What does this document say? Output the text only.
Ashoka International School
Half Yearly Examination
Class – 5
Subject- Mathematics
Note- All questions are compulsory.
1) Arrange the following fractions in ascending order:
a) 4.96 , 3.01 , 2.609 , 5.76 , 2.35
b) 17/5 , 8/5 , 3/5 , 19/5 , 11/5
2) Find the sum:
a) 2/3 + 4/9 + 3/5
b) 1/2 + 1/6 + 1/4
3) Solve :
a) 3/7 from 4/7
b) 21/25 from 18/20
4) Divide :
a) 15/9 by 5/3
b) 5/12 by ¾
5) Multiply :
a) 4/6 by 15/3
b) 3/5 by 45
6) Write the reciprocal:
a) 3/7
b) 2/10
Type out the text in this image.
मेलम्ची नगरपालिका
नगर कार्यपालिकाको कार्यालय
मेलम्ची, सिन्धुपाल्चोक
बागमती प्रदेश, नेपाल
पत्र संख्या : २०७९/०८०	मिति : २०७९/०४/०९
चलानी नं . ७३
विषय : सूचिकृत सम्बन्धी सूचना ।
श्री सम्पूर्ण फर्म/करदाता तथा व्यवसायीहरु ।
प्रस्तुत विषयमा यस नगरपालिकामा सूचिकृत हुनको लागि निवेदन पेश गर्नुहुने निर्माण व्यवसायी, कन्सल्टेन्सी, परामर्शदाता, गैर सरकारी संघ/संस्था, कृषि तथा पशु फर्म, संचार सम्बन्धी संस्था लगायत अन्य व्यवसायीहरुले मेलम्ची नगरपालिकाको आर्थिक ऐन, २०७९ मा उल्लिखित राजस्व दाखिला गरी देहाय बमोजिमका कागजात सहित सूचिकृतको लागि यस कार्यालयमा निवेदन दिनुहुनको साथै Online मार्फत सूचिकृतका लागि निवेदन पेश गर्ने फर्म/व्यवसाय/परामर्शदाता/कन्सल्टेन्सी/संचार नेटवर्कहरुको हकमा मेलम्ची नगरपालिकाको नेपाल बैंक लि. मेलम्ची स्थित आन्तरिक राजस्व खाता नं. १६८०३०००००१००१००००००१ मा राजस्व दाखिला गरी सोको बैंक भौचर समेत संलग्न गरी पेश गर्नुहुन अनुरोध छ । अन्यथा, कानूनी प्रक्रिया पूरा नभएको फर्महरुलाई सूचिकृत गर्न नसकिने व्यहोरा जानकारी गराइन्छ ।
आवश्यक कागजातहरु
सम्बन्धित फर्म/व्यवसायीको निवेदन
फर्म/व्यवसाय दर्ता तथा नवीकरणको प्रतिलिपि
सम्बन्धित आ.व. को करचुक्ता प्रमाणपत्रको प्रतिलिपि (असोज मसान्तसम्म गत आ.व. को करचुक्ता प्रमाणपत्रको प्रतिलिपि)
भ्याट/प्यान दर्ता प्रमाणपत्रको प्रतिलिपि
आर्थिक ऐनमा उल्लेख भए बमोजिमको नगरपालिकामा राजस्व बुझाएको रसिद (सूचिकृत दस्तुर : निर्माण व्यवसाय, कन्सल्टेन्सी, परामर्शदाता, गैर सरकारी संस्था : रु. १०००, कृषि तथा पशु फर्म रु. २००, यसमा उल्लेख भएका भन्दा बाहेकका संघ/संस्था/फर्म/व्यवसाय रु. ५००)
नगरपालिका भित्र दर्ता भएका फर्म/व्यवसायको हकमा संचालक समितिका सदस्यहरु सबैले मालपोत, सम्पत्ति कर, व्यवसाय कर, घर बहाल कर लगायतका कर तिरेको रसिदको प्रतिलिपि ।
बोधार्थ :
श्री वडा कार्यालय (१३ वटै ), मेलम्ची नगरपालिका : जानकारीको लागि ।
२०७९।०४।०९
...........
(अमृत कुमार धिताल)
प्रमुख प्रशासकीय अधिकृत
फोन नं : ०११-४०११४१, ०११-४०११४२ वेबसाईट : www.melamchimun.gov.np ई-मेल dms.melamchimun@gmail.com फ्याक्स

Exercise. What is the number of lines in the listing above that contain the string "this"? Give only the number.

Task response. 2